Begin

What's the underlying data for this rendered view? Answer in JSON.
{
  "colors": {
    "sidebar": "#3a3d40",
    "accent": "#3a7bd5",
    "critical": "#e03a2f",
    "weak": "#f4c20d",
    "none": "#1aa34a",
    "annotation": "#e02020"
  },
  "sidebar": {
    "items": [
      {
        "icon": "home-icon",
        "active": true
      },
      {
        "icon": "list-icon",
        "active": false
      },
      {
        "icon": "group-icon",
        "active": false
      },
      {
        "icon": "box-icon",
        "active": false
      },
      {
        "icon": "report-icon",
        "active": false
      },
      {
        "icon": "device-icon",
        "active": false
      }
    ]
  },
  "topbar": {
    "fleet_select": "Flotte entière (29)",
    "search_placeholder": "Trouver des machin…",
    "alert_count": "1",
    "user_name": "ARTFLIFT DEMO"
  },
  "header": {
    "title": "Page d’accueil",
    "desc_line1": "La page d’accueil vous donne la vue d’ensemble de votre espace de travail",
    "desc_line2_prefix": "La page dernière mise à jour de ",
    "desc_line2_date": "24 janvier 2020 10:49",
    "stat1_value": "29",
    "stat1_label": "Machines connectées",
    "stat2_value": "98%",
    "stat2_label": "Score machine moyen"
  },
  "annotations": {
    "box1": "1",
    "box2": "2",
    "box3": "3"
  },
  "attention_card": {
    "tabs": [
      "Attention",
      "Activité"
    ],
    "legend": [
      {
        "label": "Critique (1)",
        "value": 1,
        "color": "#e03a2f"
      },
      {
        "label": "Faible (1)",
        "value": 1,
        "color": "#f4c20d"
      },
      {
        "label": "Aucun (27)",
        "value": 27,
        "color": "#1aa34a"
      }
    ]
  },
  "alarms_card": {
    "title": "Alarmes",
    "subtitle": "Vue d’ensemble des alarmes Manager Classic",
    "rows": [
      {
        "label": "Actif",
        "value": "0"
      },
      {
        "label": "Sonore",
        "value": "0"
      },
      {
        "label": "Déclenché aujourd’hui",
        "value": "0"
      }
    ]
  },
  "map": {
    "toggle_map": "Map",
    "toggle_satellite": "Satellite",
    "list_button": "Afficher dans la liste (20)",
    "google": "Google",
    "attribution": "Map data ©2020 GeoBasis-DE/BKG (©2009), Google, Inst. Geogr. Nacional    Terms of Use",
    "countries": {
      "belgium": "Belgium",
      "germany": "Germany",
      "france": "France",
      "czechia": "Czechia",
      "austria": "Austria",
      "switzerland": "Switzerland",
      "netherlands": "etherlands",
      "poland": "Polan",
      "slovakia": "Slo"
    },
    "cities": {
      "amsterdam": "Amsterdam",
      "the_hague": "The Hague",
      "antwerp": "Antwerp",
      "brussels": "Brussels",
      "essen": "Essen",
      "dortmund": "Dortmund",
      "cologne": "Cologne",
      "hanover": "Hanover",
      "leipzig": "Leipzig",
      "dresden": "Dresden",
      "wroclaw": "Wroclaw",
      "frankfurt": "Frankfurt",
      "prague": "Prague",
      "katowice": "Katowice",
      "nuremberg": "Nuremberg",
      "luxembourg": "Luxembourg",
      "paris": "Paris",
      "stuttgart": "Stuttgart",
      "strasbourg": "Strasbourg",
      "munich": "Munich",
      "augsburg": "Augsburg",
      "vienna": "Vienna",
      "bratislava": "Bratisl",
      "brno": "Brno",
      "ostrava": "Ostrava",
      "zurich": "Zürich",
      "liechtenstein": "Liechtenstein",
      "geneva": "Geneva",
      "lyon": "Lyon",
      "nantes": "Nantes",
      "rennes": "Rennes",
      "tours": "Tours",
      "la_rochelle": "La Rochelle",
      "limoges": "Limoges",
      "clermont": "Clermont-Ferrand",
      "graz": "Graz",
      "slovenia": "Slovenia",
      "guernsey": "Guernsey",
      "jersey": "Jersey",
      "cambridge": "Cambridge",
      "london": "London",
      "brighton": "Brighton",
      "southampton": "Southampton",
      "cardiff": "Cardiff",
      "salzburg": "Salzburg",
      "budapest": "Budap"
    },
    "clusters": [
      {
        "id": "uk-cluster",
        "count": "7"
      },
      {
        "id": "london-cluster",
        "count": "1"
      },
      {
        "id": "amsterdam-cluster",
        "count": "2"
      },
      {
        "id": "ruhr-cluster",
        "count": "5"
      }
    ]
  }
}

End

Exercise description.
Return all of the data precisely as it appears.

Task result.
What's the underlying data for this rendered view? Answer in JSON.
{
  "colors": {
    "sidebar": "#3a3d40",
    "accent": "#3a7bd5",
    "critical": "#e03a2f",
    "weak": "#f4c20d",
    "none": "#1aa34a",
    "annotation": "#e02020"
  },
  "sidebar": {
    "items": [
      {
        "icon": "home-icon",
        "active": true
      },
      {
        "icon": "list-icon",
        "active": false
      },
      {
        "icon": "group-icon",
        "active": false
      },
      {
        "icon": "box-icon",
        "active": false
      },
      {
        "icon": "report-icon",
        "active": false
      },
      {
        "icon": "device-icon",
        "active": false
      }
    ]
  },
  "topbar": {
    "fleet_select": "Flotte entière (29)",
    "search_placeholder": "Trouver des machin…",
    "alert_count": "1",
    "user_name": "ARTFLIFT DEMO"
  },
  "header": {
    "title": "Page d’accueil",
    "desc_line1": "La page d’accueil vous donne la vue d’ensemble de votre espace de travail",
    "desc_line2_prefix": "La page dernière mise à jour de ",
    "desc_line2_date": "24 janvier 2020 10:49",
    "stat1_value": "29",
    "stat1_label": "Machines connectées",
    "stat2_value": "98%",
    "stat2_label": "Score machine moyen"
  },
  "annotations": {
    "box1": "1",
    "box2": "2",
    "box3": "3"
  },
  "attention_card": {
    "tabs": [
      "Attention",
      "Activité"
    ],
    "legend": [
      {
        "label": "Critique (1)",
        "value": 1,
        "color": "#e03a2f"
      },
      {
        "label": "Faible (1)",
        "value": 1,
        "color": "#f4c20d"
      },
      {
        "label": "Aucun (27)",
        "value": 27,
        "color": "#1aa34a"
      }
    ]
  },
  "alarms_card": {
    "title": "Alarmes",
    "subtitle": "Vue d’ensemble des alarmes Manager Classic",
    "rows": [
      {
        "label": "Actif",
        "value": "0"
      },
      {
        "label": "Sonore",
        "value": "0"
      },
      {
        "label": "Déclenché aujourd’hui",
        "value": "0"
      }
    ]
  },
  "map": {
    "toggle_map": "Map",
    "toggle_satellite": "Satellite",
    "list_button": "Afficher dans la liste (20)",
    "google": "Google",
    "attribution": "Map data ©2020 GeoBasis-DE/BKG (©2009), Google, Inst. Geogr. Nacional    Terms of Use",
    "countries": {
      "belgium": "Belgium",
      "germany": "Germany",
      "france": "France",
      "czechia": "Czechia",
      "austria": "Austria",
      "switzerland": "Switzerland",
      "netherlands": "etherlands",
      "poland": "Polan",
      "slovakia": "Slo"
    },
    "cities": {
      "amsterdam": "Amsterdam",
      "the_hague": "The Hague",
      "antwerp": "Antwerp",
      "brussels": "Brussels",
      "essen": "Essen",
      "dortmund": "Dortmund",
      "cologne": "Cologne",
      "hanover": "Hanover",
      "leipzig": "Leipzig",
      "dresden": "Dresden",
      "wroclaw": "Wroclaw",
      "frankfurt": "Frankfurt",
      "prague": "Prague",
      "katowice": "Katowice",
      "nuremberg": "Nuremberg",
      "luxembourg": "Luxembourg",
      "paris": "Paris",
      "stuttgart": "Stuttgart",
      "strasbourg": "Strasbourg",
      "munich": "Munich",
      "augsburg": "Augsburg",
      "vienna": "Vienna",
      "bratislava": "Bratisl",
      "brno": "Brno",
      "ostrava": "Ostrava",
      "zurich": "Zürich",
      "liechtenstein": "Liechtenstein",
      "geneva": "Geneva",
      "lyon": "Lyon",
      "nantes": "Nantes",
      "rennes": "Rennes",
      "tours": "Tours",
      "la_rochelle": "La Rochelle",
      "limoges": "Limoges",
      "clermont": "Clermont-Ferrand",
      "graz": "Graz",
      "slovenia": "Slovenia",
      "guernsey": "Guernsey",
      "jersey": "Jersey",
      "cambridge": "Cambridge",
      "london": "London",
      "brighton": "Brighton",
      "southampton": "Southampton",
      "cardiff": "Cardiff",
      "salzburg": "Salzburg",
      "budapest": "Budap"
    },
    "clusters": [
      {
        "id": "uk-cluster",
        "count": "7"
      },
      {
        "id": "london-cluster",
        "count": "1"
      },
      {
        "id": "amsterdam-cluster",
        "count": "2"
      },
      {
        "id": "ruhr-cluster",
        "count": "5"
      }
    ]
  }
}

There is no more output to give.